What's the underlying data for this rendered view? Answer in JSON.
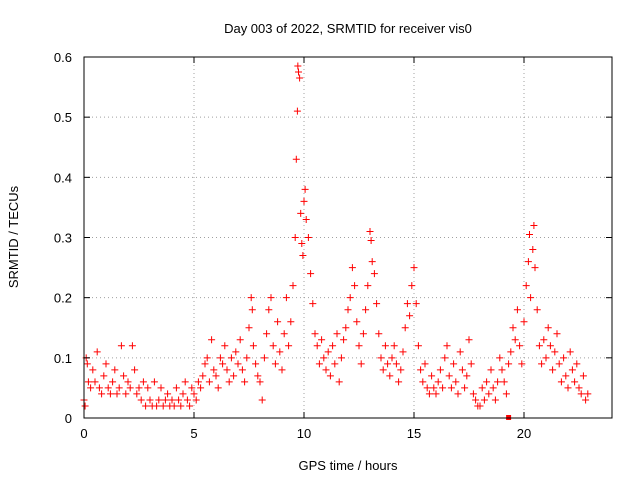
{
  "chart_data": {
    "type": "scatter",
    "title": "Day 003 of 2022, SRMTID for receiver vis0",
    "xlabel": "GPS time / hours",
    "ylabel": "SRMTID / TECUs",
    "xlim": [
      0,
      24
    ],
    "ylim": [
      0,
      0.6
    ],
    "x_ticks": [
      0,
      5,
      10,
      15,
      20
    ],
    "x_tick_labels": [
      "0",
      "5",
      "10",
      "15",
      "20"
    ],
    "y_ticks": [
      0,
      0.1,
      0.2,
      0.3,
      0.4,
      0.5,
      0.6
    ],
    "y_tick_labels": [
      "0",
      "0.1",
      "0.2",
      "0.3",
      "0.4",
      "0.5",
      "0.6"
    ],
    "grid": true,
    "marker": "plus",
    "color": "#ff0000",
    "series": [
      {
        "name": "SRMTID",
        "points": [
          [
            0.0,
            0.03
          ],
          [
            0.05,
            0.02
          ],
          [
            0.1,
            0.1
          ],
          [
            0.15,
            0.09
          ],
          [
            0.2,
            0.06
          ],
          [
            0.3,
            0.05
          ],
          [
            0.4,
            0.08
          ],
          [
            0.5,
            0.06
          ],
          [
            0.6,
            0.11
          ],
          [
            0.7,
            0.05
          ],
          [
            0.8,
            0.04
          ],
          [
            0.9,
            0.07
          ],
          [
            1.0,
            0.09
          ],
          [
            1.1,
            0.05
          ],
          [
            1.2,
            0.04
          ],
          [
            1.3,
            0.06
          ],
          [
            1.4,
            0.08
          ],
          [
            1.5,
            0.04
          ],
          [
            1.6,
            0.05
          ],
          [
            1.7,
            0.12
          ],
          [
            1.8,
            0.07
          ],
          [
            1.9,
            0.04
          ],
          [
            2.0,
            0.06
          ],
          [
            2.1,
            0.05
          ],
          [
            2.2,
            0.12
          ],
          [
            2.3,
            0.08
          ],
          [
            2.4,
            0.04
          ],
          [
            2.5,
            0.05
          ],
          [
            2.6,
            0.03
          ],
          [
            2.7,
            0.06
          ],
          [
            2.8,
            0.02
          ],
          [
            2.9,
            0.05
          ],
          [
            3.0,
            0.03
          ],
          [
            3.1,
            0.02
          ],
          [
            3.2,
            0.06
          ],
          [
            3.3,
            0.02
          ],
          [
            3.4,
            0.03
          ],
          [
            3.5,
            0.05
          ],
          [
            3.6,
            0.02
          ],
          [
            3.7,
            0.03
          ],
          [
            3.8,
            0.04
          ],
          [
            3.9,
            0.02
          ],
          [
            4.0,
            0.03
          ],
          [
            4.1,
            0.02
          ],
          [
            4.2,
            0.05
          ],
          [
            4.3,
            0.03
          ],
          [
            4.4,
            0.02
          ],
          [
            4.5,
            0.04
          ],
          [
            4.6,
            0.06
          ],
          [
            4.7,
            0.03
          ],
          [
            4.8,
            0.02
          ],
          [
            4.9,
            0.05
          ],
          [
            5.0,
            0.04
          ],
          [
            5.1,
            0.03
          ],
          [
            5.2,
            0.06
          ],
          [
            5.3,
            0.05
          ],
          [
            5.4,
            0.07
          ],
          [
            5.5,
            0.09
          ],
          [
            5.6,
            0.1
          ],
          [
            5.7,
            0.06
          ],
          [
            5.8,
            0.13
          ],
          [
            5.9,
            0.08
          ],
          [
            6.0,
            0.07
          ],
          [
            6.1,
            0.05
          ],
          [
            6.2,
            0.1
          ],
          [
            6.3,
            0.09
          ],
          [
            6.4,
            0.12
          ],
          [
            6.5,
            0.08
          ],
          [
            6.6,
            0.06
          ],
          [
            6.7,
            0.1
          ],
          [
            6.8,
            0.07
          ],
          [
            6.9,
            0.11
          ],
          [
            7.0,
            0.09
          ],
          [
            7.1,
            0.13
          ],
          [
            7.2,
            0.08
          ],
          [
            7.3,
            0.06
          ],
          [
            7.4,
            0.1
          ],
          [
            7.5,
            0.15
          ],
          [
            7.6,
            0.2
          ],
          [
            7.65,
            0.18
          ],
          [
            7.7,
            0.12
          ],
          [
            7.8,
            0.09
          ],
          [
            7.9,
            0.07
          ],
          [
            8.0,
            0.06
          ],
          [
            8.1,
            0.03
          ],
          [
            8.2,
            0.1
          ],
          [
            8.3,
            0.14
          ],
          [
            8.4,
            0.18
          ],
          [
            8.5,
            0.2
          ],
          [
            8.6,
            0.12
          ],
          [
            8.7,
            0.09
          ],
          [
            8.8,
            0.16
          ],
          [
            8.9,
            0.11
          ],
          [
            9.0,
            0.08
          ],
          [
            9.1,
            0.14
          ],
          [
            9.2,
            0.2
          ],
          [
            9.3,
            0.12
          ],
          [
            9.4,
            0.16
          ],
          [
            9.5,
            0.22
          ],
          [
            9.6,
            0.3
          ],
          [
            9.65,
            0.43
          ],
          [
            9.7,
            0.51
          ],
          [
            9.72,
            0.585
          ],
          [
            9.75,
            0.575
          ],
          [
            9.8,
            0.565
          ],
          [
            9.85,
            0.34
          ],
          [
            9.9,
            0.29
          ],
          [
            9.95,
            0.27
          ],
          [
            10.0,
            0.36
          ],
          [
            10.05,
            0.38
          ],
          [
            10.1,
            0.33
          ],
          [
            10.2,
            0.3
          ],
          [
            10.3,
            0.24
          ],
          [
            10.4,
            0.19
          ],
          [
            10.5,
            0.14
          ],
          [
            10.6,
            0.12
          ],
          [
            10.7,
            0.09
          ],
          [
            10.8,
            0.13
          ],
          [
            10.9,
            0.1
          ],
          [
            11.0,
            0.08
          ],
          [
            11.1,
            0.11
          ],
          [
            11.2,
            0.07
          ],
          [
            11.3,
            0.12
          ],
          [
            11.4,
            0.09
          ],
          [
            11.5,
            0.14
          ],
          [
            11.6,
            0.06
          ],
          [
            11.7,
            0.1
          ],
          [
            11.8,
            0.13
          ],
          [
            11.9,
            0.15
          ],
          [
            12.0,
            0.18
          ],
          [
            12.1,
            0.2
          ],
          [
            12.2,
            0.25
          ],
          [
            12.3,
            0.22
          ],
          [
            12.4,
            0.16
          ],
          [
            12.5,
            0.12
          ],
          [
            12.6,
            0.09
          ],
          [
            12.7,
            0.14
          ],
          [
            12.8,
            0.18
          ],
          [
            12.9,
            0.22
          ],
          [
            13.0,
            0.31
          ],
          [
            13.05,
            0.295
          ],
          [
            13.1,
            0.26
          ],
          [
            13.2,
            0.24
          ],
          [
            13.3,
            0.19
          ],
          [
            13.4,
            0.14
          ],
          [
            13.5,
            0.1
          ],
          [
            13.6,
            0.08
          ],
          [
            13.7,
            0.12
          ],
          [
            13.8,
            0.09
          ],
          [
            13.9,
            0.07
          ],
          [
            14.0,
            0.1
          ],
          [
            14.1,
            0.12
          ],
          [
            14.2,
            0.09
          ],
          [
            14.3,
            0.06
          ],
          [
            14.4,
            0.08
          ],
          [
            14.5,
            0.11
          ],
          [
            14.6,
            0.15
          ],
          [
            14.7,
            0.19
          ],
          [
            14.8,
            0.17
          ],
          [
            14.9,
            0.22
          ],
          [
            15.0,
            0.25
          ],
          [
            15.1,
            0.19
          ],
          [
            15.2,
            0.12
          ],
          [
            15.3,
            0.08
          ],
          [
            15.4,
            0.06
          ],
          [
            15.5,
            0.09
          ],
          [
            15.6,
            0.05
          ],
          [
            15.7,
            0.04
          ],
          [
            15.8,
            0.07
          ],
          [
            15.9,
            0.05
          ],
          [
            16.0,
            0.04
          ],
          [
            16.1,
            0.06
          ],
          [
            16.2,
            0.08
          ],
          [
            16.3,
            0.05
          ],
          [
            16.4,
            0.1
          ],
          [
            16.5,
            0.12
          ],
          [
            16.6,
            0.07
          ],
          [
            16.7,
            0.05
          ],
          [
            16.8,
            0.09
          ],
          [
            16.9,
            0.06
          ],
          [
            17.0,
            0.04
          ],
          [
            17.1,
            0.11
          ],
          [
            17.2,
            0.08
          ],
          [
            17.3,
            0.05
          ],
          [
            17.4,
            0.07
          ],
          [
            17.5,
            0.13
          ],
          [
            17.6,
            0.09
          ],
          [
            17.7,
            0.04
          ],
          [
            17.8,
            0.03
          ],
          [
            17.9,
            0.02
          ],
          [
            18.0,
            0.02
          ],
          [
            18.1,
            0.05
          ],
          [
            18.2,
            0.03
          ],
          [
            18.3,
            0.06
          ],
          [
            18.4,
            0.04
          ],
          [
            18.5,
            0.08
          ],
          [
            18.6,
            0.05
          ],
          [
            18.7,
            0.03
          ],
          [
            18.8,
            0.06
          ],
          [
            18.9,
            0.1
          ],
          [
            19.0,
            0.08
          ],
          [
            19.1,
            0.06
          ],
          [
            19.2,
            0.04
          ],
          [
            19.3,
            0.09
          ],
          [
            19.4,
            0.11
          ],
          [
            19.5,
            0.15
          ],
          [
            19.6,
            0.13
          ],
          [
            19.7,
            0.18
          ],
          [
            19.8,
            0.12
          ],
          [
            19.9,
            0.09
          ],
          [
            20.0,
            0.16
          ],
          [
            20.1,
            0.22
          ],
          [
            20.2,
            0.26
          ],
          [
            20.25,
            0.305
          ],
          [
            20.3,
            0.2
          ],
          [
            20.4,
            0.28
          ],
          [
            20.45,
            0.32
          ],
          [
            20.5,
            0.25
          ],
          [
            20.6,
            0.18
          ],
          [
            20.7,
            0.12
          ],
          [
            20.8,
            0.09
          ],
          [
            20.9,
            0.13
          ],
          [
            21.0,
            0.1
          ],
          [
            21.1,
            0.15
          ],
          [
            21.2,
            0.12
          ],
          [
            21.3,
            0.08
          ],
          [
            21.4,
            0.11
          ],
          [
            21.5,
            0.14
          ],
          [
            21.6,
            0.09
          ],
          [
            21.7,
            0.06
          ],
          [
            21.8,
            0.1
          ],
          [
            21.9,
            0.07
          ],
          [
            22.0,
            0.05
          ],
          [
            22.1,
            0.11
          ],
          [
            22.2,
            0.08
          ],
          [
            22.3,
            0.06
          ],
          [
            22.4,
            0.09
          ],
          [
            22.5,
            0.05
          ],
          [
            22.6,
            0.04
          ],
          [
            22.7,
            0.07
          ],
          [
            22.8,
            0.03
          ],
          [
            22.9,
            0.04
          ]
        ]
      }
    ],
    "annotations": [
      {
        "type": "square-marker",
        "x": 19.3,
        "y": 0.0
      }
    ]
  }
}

★ ★ ★ ★ ★ ★ ★

▶ _Task objective_
Only a number is wanted here: how many lines in the data above include the string "SRMTID"?

▶ _Written answer_
3